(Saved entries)
** Begin **

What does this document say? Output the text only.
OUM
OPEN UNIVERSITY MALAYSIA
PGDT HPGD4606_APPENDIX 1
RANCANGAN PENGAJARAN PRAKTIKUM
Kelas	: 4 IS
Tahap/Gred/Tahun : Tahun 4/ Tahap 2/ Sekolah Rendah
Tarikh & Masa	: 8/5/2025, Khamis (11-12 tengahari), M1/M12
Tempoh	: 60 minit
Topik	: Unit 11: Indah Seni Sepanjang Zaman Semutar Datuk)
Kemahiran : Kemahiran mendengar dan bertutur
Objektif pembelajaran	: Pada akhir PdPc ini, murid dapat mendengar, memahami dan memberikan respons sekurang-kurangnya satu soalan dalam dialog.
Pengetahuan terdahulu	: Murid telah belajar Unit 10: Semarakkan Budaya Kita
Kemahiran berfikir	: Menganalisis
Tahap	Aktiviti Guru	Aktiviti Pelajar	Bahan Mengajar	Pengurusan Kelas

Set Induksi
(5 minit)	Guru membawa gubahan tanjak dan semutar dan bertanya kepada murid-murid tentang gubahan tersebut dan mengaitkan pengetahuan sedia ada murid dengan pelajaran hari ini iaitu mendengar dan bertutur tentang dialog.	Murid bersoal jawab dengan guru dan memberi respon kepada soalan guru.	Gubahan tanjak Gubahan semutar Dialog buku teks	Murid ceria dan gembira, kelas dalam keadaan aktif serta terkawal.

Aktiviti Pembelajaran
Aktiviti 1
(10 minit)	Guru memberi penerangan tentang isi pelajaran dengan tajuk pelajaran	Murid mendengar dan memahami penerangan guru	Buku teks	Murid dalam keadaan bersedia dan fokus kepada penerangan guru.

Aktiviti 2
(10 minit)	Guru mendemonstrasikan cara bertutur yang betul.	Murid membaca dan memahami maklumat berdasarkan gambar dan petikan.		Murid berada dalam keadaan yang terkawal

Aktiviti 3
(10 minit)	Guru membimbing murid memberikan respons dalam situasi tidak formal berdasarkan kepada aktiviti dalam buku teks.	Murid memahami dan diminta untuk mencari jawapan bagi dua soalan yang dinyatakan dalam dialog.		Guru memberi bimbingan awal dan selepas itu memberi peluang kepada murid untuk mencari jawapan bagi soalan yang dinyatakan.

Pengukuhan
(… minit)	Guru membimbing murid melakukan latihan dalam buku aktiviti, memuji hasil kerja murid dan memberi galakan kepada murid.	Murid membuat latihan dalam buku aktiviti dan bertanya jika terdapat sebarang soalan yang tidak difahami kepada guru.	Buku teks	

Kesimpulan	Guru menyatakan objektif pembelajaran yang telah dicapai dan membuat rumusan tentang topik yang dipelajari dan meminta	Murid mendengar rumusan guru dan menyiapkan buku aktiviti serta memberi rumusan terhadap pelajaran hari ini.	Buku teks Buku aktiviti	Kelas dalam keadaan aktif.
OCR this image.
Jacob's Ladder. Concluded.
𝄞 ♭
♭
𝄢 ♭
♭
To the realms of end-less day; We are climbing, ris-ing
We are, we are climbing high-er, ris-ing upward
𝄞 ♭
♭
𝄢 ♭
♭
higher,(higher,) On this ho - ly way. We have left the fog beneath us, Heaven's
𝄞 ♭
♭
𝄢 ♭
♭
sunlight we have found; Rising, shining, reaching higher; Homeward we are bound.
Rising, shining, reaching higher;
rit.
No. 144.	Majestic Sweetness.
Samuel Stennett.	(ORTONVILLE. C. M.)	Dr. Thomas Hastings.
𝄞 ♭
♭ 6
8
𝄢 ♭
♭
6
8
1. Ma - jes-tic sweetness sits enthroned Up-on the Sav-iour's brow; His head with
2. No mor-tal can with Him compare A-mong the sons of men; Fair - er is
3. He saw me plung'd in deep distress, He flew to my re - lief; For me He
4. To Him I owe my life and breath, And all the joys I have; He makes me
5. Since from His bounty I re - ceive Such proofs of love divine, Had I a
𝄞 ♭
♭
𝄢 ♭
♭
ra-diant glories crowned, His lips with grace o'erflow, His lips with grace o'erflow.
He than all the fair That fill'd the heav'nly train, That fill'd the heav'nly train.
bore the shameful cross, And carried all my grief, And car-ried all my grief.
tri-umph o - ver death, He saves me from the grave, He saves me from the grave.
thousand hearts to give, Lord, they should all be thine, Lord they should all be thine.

** End **

Exercise objective => Go through the entries and repeat each one exactly.

Answer below =>
What does this document say? Output the text only.
OUM
OPEN UNIVERSITY MALAYSIA
PGDT HPGD4606_APPENDIX 1
RANCANGAN PENGAJARAN PRAKTIKUM
Kelas	: 4 IS
Tahap/Gred/Tahun : Tahun 4/ Tahap 2/ Sekolah Rendah
Tarikh & Masa	: 8/5/2025, Khamis (11-12 tengahari), M1/M12
Tempoh	: 60 minit
Topik	: Unit 11: Indah Seni Sepanjang Zaman Semutar Datuk)
Kemahiran : Kemahiran mendengar dan bertutur
Objektif pembelajaran	: Pada akhir PdPc ini, murid dapat mendengar, memahami dan memberikan respons sekurang-kurangnya satu soalan dalam dialog.
Pengetahuan terdahulu	: Murid telah belajar Unit 10: Semarakkan Budaya Kita
Kemahiran berfikir	: Menganalisis
Tahap	Aktiviti Guru	Aktiviti Pelajar	Bahan Mengajar	Pengurusan Kelas

Set Induksi
(5 minit)	Guru membawa gubahan tanjak dan semutar dan bertanya kepada murid-murid tentang gubahan tersebut dan mengaitkan pengetahuan sedia ada murid dengan pelajaran hari ini iaitu mendengar dan bertutur tentang dialog.	Murid bersoal jawab dengan guru dan memberi respon kepada soalan guru.	Gubahan tanjak Gubahan semutar Dialog buku teks	Murid ceria dan gembira, kelas dalam keadaan aktif serta terkawal.

Aktiviti Pembelajaran
Aktiviti 1
(10 minit)	Guru memberi penerangan tentang isi pelajaran dengan tajuk pelajaran	Murid mendengar dan memahami penerangan guru	Buku teks	Murid dalam keadaan bersedia dan fokus kepada penerangan guru.

Aktiviti 2
(10 minit)	Guru mendemonstrasikan cara bertutur yang betul.	Murid membaca dan memahami maklumat berdasarkan gambar dan petikan.		Murid berada dalam keadaan yang terkawal

Aktiviti 3
(10 minit)	Guru membimbing murid memberikan respons dalam situasi tidak formal berdasarkan kepada aktiviti dalam buku teks.	Murid memahami dan diminta untuk mencari jawapan bagi dua soalan yang dinyatakan dalam dialog.		Guru memberi bimbingan awal dan selepas itu memberi peluang kepada murid untuk mencari jawapan bagi soalan yang dinyatakan.

Pengukuhan
(… minit)	Guru membimbing murid melakukan latihan dalam buku aktiviti, memuji hasil kerja murid dan memberi galakan kepada murid.	Murid membuat latihan dalam buku aktiviti dan bertanya jika terdapat sebarang soalan yang tidak difahami kepada guru.	Buku teks	

Kesimpulan	Guru menyatakan objektif pembelajaran yang telah dicapai dan membuat rumusan tentang topik yang dipelajari dan meminta	Murid mendengar rumusan guru dan menyiapkan buku aktiviti serta memberi rumusan terhadap pelajaran hari ini.	Buku teks Buku aktiviti	Kelas dalam keadaan aktif.
OCR this image.
Jacob's Ladder. Concluded.
𝄞 ♭
♭
𝄢 ♭
♭
To the realms of end-less day; We are climbing, ris-ing
We are, we are climbing high-er, ris-ing upward
𝄞 ♭
♭
𝄢 ♭
♭
higher,(higher,) On this ho - ly way. We have left the fog beneath us, Heaven's
𝄞 ♭
♭
𝄢 ♭
♭
sunlight we have found; Rising, shining, reaching higher; Homeward we are bound.
Rising, shining, reaching higher;
rit.
No. 144.	Majestic Sweetness.
Samuel Stennett.	(ORTONVILLE. C. M.)	Dr. Thomas Hastings.
𝄞 ♭
♭ 6
8
𝄢 ♭
♭
6
8
1. Ma - jes-tic sweetness sits enthroned Up-on the Sav-iour's brow; His head with
2. No mor-tal can with Him compare A-mong the sons of men; Fair - er is
3. He saw me plung'd in deep distress, He flew to my re - lief; For me He
4. To Him I owe my life and breath, And all the joys I have; He makes me
5. Since from His bounty I re - ceive Such proofs of love divine, Had I a
𝄞 ♭
♭
𝄢 ♭
♭
ra-diant glories crowned, His lips with grace o'erflow, His lips with grace o'erflow.
He than all the fair That fill'd the heav'nly train, That fill'd the heav'nly train.
bore the shameful cross, And carried all my grief, And car-ried all my grief.
tri-umph o - ver death, He saves me from the grave, He saves me from the grave.
thousand hearts to give, Lord, they should all be thine, Lord they should all be thine.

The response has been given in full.